Exercise aim:
Transcribe the records in full, keeping every word exactly as given.

[Dataset entries on figures]
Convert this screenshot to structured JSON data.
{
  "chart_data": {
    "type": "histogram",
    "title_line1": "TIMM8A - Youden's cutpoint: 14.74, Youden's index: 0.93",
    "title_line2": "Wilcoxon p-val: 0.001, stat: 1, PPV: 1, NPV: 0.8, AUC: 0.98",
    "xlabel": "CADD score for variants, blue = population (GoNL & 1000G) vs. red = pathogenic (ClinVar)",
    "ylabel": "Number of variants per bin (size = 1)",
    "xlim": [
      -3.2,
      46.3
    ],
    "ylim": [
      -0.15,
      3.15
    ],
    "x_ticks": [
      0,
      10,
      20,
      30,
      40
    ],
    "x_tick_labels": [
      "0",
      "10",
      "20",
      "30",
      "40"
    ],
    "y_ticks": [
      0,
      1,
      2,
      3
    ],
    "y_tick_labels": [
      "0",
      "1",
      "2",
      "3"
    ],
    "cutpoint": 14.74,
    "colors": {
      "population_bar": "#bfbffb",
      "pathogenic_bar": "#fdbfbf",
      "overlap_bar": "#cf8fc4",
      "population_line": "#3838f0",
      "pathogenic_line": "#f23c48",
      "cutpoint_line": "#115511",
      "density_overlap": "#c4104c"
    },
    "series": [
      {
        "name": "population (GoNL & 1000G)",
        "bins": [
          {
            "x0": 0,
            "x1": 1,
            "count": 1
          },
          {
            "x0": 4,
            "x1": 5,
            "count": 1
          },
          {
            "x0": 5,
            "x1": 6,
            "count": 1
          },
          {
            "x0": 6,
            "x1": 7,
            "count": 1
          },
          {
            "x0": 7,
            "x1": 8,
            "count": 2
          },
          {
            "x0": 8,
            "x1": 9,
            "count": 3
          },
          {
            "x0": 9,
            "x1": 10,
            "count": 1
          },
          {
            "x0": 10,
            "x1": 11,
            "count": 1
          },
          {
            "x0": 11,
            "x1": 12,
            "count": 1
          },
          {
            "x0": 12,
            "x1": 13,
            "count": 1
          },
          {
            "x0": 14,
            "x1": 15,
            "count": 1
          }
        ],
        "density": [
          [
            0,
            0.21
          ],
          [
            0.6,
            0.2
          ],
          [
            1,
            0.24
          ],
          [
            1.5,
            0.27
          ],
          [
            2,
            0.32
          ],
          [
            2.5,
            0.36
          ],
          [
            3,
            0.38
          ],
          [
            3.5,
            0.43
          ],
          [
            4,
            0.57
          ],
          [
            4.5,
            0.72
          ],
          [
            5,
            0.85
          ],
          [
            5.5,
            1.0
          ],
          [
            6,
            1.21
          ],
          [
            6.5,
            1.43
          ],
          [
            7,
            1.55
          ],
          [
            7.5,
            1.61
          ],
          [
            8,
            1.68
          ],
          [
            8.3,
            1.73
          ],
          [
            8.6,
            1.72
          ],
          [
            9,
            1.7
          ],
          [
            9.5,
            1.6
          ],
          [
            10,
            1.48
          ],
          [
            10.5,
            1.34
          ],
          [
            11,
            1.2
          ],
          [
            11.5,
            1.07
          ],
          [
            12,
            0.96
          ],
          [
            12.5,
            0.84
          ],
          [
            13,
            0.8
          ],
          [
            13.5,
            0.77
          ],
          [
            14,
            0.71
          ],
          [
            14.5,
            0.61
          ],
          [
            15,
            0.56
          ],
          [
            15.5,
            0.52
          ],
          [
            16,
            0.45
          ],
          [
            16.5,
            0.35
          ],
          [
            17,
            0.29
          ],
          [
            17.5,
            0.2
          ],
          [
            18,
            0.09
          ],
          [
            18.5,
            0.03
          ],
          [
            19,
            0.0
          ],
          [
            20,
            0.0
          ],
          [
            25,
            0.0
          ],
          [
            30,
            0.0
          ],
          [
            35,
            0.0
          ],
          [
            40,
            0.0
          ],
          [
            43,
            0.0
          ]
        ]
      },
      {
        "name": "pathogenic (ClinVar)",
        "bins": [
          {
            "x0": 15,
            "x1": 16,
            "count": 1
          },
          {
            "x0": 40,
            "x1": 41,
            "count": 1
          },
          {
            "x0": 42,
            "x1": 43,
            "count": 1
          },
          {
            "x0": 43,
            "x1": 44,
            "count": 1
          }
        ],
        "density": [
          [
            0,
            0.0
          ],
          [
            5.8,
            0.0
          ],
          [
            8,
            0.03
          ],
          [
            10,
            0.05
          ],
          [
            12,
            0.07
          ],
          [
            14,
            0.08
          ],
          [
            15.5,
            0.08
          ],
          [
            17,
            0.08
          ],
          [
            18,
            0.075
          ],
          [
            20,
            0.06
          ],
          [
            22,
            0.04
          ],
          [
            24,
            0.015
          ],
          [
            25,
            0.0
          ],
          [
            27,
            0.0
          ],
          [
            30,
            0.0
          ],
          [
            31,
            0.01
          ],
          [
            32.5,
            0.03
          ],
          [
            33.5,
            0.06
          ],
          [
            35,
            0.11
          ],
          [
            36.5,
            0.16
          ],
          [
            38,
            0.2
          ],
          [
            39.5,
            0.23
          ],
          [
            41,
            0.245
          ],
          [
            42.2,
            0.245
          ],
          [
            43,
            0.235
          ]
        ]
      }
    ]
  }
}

Exercise answer:
Convert this screenshot to structured JSON data.
{
  "chart_data": {
    "type": "histogram",
    "title_line1": "TIMM8A - Youden's cutpoint: 14.74, Youden's index: 0.93",
    "title_line2": "Wilcoxon p-val: 0.001, stat: 1, PPV: 1, NPV: 0.8, AUC: 0.98",
    "xlabel": "CADD score for variants, blue = population (GoNL & 1000G) vs. red = pathogenic (ClinVar)",
    "ylabel": "Number of variants per bin (size = 1)",
    "xlim": [
      -3.2,
      46.3
    ],
    "ylim": [
      -0.15,
      3.15
    ],
    "x_ticks": [
      0,
      10,
      20,
      30,
      40
    ],
    "x_tick_labels": [
      "0",
      "10",
      "20",
      "30",
      "40"
    ],
    "y_ticks": [
      0,
      1,
      2,
      3
    ],
    "y_tick_labels": [
      "0",
      "1",
      "2",
      "3"
    ],
    "cutpoint": 14.74,
    "colors": {
      "population_bar": "#bfbffb",
      "pathogenic_bar": "#fdbfbf",
      "overlap_bar": "#cf8fc4",
      "population_line": "#3838f0",
      "pathogenic_line": "#f23c48",
      "cutpoint_line": "#115511",
      "density_overlap": "#c4104c"
    },
    "series": [
      {
        "name": "population (GoNL & 1000G)",
        "bins": [
          {
            "x0": 0,
            "x1": 1,
            "count": 1
          },
          {
            "x0": 4,
            "x1": 5,
            "count": 1
          },
          {
            "x0": 5,
            "x1": 6,
            "count": 1
          },
          {
            "x0": 6,
            "x1": 7,
            "count": 1
          },
          {
            "x0": 7,
            "x1": 8,
            "count": 2
          },
          {
            "x0": 8,
            "x1": 9,
            "count": 3
          },
          {
            "x0": 9,
            "x1": 10,
            "count": 1
          },
          {
            "x0": 10,
            "x1": 11,
            "count": 1
          },
          {
            "x0": 11,
            "x1": 12,
            "count": 1
          },
          {
            "x0": 12,
            "x1": 13,
            "count": 1
          },
          {
            "x0": 14,
            "x1": 15,
            "count": 1
          }
        ],
        "density": [
          [
            0,
            0.21
          ],
          [
            0.6,
            0.2
          ],
          [
            1,
            0.24
          ],
          [
            1.5,
            0.27
          ],
          [
            2,
            0.32
          ],
          [
            2.5,
            0.36
          ],
          [
            3,
            0.38
          ],
          [
            3.5,
            0.43
          ],
          [
            4,
            0.57
          ],
          [
            4.5,
            0.72
          ],
          [
            5,
            0.85
          ],
          [
            5.5,
            1.0
          ],
          [
            6,
            1.21
          ],
          [
            6.5,
            1.43
          ],
          [
            7,
            1.55
          ],
          [
            7.5,
            1.61
          ],
          [
            8,
            1.68
          ],
          [
            8.3,
            1.73
          ],
          [
            8.6,
            1.72
          ],
          [
            9,
            1.7
          ],
          [
            9.5,
            1.6
          ],
          [
            10,
            1.48
          ],
          [
            10.5,
            1.34
          ],
          [
            11,
            1.2
          ],
          [
            11.5,
            1.07
          ],
          [
            12,
            0.96
          ],
          [
            12.5,
            0.84
          ],
          [
            13,
            0.8
          ],
          [
            13.5,
            0.77
          ],
          [
            14,
            0.71
          ],
          [
            14.5,
            0.61
          ],
          [
            15,
            0.56
          ],
          [
            15.5,
            0.52
          ],
          [
            16,
            0.45
          ],
          [
            16.5,
            0.35
          ],
          [
            17,
            0.29
          ],
          [
            17.5,
            0.2
          ],
          [
            18,
            0.09
          ],
          [
            18.5,
            0.03
          ],
          [
            19,
            0.0
          ],
          [
            20,
            0.0
          ],
          [
            25,
            0.0
          ],
          [
            30,
            0.0
          ],
          [
            35,
            0.0
          ],
          [
            40,
            0.0
          ],
          [
            43,
            0.0
          ]
        ]
      },
      {
        "name": "pathogenic (ClinVar)",
        "bins": [
          {
            "x0": 15,
            "x1": 16,
            "count": 1
          },
          {
            "x0": 40,
            "x1": 41,
            "count": 1
          },
          {
            "x0": 42,
            "x1": 43,
            "count": 1
          },
          {
            "x0": 43,
            "x1": 44,
            "count": 1
          }
        ],
        "density": [
          [
            0,
            0.0
          ],
          [
            5.8,
            0.0
          ],
          [
            8,
            0.03
          ],
          [
            10,
            0.05
          ],
          [
            12,
            0.07
          ],
          [
            14,
            0.08
          ],
          [
            15.5,
            0.08
          ],
          [
            17,
            0.08
          ],
          [
            18,
            0.075
          ],
          [
            20,
            0.06
          ],
          [
            22,
            0.04
          ],
          [
            24,
            0.015
          ],
          [
            25,
            0.0
          ],
          [
            27,
            0.0
          ],
          [
            30,
            0.0
          ],
          [
            31,
            0.01
          ],
          [
            32.5,
            0.03
          ],
          [
            33.5,
            0.06
          ],
          [
            35,
            0.11
          ],
          [
            36.5,
            0.16
          ],
          [
            38,
            0.2
          ],
          [
            39.5,
            0.23
          ],
          [
            41,
            0.245
          ],
          [
            42.2,
            0.245
          ],
          [
            43,
            0.235
          ]
        ]
      }
    ]
  }
}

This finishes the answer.